Stated goal » Find all lines in the listing that include the word "almost", then copy them.

[BEGIN]

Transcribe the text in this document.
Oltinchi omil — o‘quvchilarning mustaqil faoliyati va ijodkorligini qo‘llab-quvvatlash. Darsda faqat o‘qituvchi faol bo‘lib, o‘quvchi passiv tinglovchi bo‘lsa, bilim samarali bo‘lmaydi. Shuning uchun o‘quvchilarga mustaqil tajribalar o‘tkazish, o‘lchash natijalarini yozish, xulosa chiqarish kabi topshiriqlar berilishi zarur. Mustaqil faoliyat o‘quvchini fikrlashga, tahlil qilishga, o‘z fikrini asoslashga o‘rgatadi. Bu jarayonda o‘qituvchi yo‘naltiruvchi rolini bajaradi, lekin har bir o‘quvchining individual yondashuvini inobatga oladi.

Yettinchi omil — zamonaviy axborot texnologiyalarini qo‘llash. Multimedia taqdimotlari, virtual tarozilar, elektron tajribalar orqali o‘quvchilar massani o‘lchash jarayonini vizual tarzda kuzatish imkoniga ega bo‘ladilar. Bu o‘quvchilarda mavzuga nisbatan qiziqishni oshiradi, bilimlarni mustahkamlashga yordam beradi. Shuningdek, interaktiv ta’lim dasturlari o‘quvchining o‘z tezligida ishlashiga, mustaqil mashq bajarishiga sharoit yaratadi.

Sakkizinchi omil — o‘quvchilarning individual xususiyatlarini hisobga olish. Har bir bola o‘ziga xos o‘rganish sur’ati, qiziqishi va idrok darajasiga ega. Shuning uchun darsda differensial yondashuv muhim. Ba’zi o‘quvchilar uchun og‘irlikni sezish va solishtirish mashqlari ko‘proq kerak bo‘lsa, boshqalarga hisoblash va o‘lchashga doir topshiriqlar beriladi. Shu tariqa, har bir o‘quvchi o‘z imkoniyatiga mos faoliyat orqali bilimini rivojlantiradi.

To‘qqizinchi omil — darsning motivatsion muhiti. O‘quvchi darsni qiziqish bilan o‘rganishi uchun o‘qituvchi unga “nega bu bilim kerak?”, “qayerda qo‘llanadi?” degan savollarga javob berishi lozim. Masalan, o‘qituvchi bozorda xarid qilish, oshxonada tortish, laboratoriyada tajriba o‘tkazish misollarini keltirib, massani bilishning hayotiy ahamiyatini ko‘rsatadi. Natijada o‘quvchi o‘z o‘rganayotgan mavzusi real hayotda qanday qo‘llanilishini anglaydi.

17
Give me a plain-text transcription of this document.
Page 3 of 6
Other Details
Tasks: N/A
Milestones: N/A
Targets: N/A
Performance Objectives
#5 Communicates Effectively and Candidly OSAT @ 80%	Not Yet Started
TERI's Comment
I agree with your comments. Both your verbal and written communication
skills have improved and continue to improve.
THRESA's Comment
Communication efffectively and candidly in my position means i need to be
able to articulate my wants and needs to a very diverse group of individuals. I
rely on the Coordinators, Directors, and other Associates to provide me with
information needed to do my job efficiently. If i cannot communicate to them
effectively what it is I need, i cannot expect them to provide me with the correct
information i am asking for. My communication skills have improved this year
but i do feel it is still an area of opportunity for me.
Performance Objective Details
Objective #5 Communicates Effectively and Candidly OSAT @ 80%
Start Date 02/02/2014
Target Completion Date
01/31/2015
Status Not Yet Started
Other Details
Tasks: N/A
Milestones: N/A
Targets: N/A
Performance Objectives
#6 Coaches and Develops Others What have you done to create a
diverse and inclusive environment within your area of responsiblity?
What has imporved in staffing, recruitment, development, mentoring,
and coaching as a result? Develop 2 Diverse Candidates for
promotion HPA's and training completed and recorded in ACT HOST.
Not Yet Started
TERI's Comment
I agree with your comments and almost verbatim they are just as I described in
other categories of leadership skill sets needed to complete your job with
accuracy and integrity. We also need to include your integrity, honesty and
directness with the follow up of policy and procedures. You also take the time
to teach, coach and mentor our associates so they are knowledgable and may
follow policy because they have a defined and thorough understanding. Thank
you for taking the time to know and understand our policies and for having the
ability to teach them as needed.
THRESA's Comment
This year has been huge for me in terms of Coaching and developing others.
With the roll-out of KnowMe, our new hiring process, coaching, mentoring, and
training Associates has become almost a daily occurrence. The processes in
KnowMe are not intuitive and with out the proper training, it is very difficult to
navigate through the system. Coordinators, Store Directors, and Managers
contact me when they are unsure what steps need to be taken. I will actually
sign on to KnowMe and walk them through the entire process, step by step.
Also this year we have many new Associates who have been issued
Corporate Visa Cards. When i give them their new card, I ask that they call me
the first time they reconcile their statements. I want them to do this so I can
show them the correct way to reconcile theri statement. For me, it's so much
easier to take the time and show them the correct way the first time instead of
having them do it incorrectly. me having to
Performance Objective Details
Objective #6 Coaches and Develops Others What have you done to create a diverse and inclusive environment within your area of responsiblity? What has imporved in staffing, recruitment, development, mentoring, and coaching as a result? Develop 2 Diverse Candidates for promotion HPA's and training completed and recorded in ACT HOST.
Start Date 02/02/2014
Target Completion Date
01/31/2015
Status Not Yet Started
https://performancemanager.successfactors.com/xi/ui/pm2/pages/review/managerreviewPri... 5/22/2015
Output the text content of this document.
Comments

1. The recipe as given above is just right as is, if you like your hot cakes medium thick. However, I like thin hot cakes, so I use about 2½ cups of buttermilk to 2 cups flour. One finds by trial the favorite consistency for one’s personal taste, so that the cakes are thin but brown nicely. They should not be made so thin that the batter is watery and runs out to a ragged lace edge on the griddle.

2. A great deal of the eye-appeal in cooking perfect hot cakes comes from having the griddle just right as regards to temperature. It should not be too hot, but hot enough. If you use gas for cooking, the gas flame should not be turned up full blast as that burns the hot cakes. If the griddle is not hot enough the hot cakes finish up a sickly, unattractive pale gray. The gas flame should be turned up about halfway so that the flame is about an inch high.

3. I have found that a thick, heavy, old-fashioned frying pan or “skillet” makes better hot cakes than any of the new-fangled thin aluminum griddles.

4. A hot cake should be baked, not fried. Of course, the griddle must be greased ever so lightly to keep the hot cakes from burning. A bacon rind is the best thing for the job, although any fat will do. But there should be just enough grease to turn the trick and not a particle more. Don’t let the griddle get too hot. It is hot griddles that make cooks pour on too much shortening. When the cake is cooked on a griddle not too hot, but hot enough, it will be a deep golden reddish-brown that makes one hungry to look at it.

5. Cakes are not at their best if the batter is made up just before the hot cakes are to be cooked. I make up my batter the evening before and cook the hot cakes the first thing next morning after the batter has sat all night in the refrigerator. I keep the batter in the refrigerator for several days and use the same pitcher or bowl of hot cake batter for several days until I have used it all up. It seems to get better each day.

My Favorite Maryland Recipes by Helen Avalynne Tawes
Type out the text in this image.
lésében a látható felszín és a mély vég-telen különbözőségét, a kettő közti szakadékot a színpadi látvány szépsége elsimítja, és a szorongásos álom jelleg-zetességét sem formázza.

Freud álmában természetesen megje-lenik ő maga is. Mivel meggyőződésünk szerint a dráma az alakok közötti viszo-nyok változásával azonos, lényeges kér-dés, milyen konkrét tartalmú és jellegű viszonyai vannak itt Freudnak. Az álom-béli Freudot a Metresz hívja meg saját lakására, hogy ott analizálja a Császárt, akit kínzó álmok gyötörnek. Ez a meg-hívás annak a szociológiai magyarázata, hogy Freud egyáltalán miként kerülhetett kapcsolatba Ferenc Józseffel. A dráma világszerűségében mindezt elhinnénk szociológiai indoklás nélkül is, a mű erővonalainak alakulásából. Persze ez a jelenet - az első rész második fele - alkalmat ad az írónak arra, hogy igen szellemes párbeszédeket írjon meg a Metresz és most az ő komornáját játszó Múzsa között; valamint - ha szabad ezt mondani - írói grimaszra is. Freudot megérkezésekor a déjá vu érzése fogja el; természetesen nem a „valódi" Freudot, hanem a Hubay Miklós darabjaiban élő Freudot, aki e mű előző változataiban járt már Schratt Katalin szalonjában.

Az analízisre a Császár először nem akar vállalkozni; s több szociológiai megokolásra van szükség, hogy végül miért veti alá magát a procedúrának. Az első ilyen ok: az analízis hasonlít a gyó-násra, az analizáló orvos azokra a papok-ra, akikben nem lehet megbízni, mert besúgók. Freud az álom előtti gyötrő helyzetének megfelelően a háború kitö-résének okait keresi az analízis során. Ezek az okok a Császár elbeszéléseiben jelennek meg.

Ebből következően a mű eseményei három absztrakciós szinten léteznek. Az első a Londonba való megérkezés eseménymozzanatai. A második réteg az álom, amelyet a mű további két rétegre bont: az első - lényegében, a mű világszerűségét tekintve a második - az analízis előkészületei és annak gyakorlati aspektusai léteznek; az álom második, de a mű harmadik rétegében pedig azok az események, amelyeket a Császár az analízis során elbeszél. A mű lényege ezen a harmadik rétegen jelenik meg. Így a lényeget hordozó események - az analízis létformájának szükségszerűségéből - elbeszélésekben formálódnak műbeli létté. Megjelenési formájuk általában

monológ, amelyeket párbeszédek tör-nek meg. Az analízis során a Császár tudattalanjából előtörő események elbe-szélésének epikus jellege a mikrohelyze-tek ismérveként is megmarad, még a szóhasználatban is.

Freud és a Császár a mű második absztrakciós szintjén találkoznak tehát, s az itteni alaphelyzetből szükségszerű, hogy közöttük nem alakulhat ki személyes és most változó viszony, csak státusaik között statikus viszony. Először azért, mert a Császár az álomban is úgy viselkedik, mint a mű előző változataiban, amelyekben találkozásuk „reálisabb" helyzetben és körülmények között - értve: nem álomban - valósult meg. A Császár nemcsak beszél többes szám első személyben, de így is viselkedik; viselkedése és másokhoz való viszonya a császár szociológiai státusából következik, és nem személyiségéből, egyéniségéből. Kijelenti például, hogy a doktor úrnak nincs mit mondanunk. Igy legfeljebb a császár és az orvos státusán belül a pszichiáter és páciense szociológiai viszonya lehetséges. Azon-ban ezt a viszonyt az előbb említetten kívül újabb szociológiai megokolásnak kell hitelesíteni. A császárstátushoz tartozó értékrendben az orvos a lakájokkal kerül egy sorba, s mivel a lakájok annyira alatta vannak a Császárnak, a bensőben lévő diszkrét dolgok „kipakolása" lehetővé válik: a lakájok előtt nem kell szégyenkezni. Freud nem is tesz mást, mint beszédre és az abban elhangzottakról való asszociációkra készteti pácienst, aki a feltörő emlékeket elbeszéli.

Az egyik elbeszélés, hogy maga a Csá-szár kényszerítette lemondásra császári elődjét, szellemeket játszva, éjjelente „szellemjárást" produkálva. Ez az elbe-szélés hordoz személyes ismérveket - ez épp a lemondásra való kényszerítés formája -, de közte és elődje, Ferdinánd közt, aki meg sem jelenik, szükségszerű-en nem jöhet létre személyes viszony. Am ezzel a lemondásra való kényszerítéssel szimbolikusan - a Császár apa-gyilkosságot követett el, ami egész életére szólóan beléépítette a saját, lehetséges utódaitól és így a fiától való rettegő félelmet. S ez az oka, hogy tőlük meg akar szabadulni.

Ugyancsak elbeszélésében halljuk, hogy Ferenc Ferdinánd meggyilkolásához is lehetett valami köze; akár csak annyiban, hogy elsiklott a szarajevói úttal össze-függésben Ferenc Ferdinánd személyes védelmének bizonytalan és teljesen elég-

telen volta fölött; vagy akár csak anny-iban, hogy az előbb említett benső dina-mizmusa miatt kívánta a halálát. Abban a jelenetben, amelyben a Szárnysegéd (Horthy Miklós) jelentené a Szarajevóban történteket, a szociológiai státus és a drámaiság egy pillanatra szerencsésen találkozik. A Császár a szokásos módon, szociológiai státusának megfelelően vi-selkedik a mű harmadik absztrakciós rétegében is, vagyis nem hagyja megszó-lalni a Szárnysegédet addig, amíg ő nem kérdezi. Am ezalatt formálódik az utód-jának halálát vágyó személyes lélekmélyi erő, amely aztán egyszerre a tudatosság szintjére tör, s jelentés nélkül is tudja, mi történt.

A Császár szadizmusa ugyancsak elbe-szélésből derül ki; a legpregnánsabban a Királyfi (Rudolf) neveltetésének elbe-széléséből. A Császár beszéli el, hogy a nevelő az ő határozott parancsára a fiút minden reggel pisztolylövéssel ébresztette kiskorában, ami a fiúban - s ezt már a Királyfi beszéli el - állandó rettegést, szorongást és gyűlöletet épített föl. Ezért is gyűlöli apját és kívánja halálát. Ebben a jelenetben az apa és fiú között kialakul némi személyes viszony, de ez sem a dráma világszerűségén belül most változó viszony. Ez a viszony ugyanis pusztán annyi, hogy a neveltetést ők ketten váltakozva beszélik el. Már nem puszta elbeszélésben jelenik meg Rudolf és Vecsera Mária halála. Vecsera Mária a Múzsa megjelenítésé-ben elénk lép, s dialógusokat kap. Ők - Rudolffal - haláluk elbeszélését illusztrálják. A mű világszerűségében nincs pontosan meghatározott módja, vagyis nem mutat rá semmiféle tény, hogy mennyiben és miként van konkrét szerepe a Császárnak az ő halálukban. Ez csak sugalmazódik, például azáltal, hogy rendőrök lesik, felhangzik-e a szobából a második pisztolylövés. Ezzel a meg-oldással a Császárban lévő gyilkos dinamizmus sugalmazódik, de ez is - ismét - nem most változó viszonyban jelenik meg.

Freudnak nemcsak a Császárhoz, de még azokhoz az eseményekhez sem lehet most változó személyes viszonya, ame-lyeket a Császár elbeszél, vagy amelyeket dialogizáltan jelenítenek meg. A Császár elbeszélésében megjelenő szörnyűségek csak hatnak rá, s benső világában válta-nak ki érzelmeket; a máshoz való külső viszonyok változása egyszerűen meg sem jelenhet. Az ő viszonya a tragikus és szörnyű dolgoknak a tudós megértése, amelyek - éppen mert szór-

[END]

Task response »
I agree with your comments and almost verbatim they are just as I described in
training Associates has become almost a daily occurrence. The processes in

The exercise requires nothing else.